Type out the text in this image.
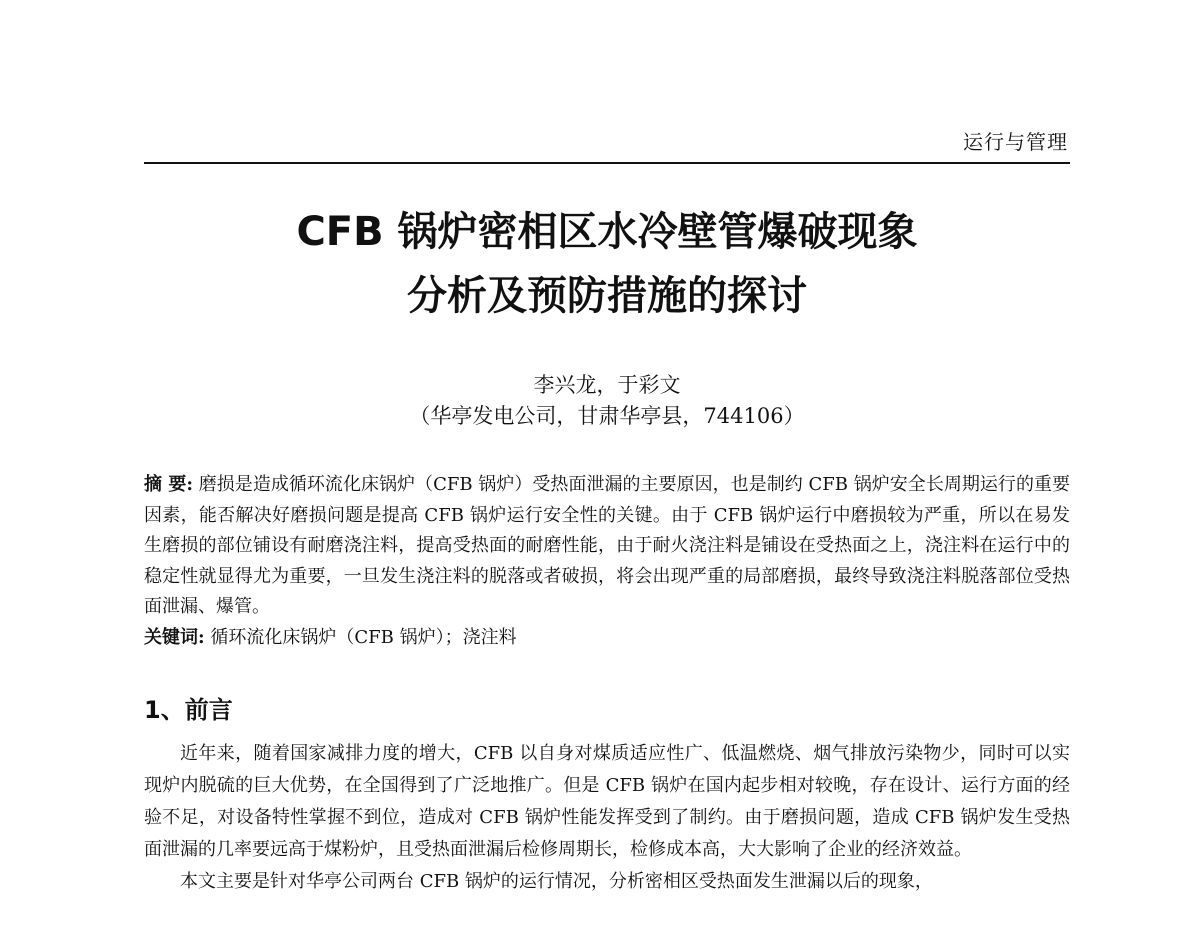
运行与管理
CFB 锅炉密相区水冷壁管爆破现象
分析及预防措施的探讨
李兴龙，于彩文
（华亭发电公司，甘肃华亭县，744106）
摘 要: 磨损是造成循环流化床锅炉（CFB 锅炉）受热面泄漏的主要原因，也是制约 CFB 锅炉安全长周期运行的重要因素，能否解决好磨损问题是提高 CFB 锅炉运行安全性的关键。由于 CFB 锅炉运行中磨损较为严重，所以在易发生磨损的部位铺设有耐磨浇注料，提高受热面的耐磨性能，由于耐火浇注料是铺设在受热面之上，浇注料在运行中的稳定性就显得尤为重要，一旦发生浇注料的脱落或者破损，将会出现严重的局部磨损，最终导致浇注料脱落部位受热面泄漏、爆管。
关键词: 循环流化床锅炉（CFB 锅炉）；浇注料
1、前言

近年来，随着国家减排力度的增大，CFB 以自身对煤质适应性广、低温燃烧、烟气排放污染物少，同时可以实现炉内脱硫的巨大优势，在全国得到了广泛地推广。但是 CFB 锅炉在国内起步相对较晚，存在设计、运行方面的经验不足，对设备特性掌握不到位，造成对 CFB 锅炉性能发挥受到了制约。由于磨损问题，造成 CFB 锅炉发生受热面泄漏的几率要远高于煤粉炉，且受热面泄漏后检修周期长，检修成本高，大大影响了企业的经济效益。

本文主要是针对华亭公司两台 CFB 锅炉的运行情况，分析密相区受热面发生泄漏以后的现象，
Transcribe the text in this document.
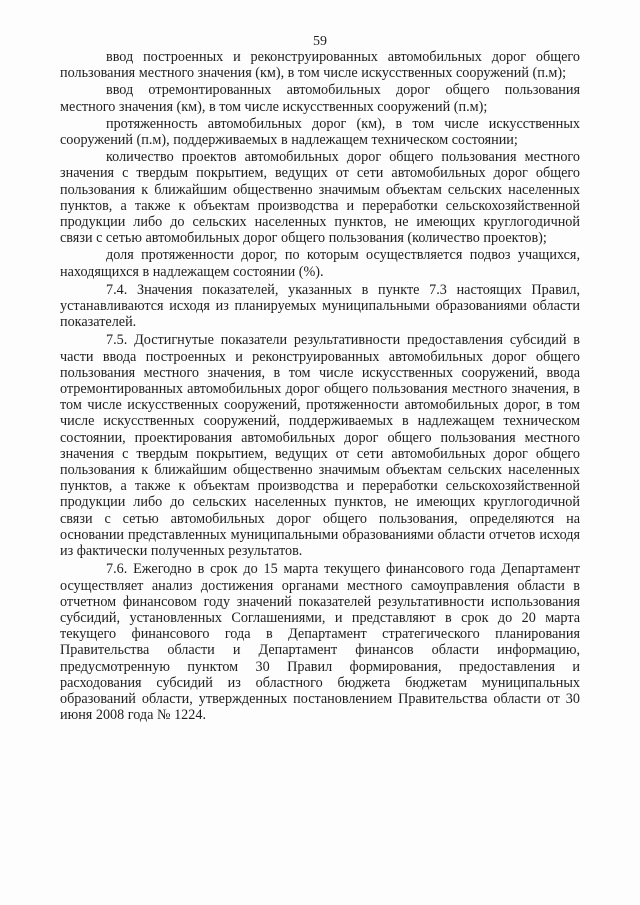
59

ввод построенных и реконструированных автомобильных дорог общего пользования местного значения (км), в том числе искусственных сооружений (п.м);

ввод отремонтированных автомобильных дорог общего пользования местного значения (км), в том числе искусственных сооружений (п.м);

протяженность автомобильных дорог (км), в том числе искусственных сооружений (п.м), поддерживаемых в надлежащем техническом состоянии;

количество проектов автомобильных дорог общего пользования местного значения с твердым покрытием, ведущих от сети автомобильных дорог общего пользования к ближайшим общественно значимым объектам сельских населенных пунктов, а также к объектам производства и переработки сельскохозяйственной продукции либо до сельских населенных пунктов, не имеющих круглогодичной связи с сетью автомобильных дорог общего пользования (количество проектов);

доля протяженности дорог, по которым осуществляется подвоз учащихся, находящихся в надлежащем состоянии (%).

7.4. Значения показателей, указанных в пункте 7.3 настоящих Правил, устанавливаются исходя из планируемых муниципальными образованиями области показателей.

7.5. Достигнутые показатели результативности предоставления субсидий в части ввода построенных и реконструированных автомобильных дорог общего пользования местного значения, в том числе искусственных сооружений, ввода отремонтированных автомобильных дорог общего пользования местного значения, в том числе искусственных сооружений, протяженности автомобильных дорог, в том числе искусственных сооружений, поддерживаемых в надлежащем техническом состоянии, проектирования автомобильных дорог общего пользования местного значения с твердым покрытием, ведущих от сети автомобильных дорог общего пользования к ближайшим общественно значимым объектам сельских населенных пунктов, а также к объектам производства и переработки сельскохозяйственной продукции либо до сельских населенных пунктов, не имеющих круглогодичной связи с сетью автомобильных дорог общего пользования, определяются на основании представленных муниципальными образованиями области отчетов исходя из фактически полученных результатов.

7.6. Ежегодно в срок до 15 марта текущего финансового года Департамент осуществляет анализ достижения органами местного самоуправления области в отчетном финансовом году значений показателей результативности использования субсидий, установленных Соглашениями, и представляют в срок до 20 марта текущего финансового года в Департамент стратегического планирования Правительства области и Департамент финансов области информацию, предусмотренную пунктом 30 Правил формирования, предоставления и расходования субсидий из областного бюджета бюджетам муниципальных образований области, утвержденных постановлением Правительства области от 30 июня 2008 года № 1224.
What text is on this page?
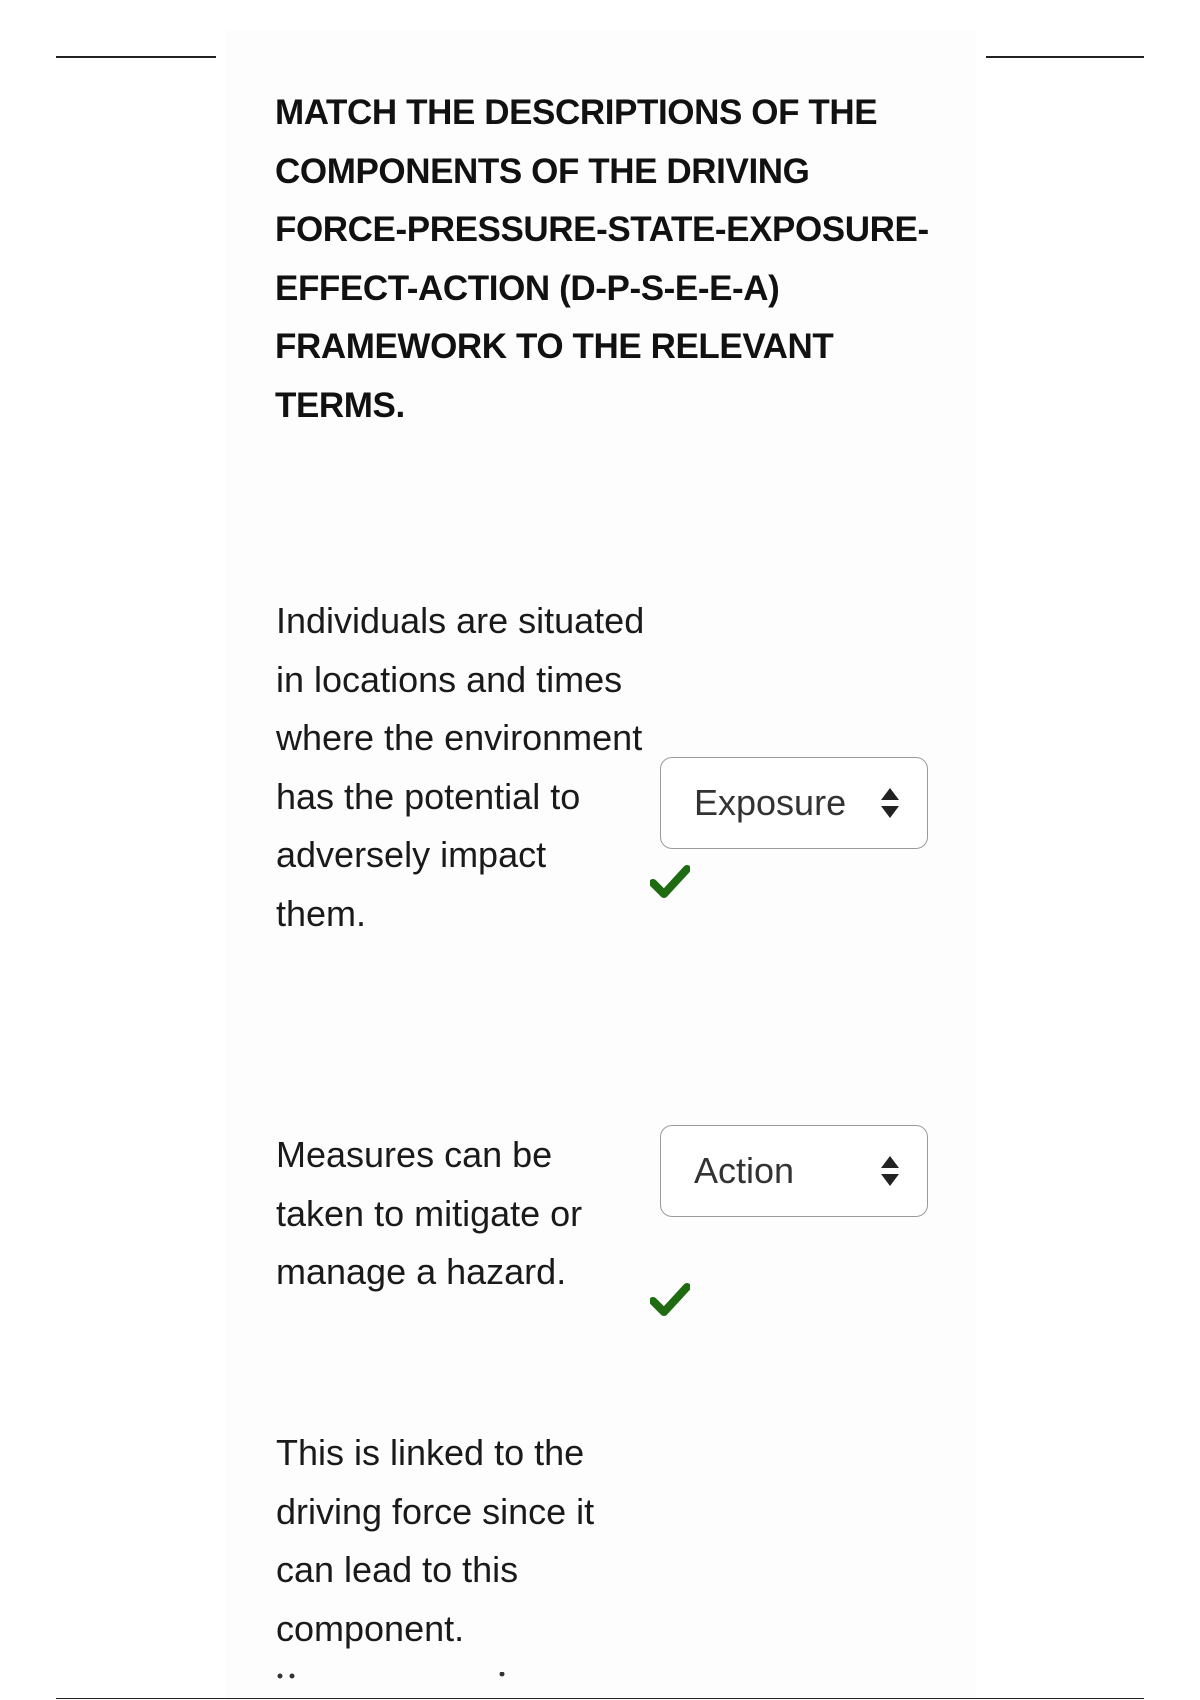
MATCH THE DESCRIPTIONS OF THE COMPONENTS OF THE DRIVING FORCE-PRESSURE-STATE-EXPOSURE-EFFECT-ACTION (D-P-S-E-E-A) FRAMEWORK TO THE RELEVANT TERMS.
Individuals are situated in locations and times where the environment has the potential to adversely impact them.
Exposure
Measures can be taken to mitigate or manage a hazard.
Action
This is linked to the driving force since it can lead to this component.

Request:
What is the number of lines in the listing that contain the string "показателей"? Reply with that number alone.

Task answer:
2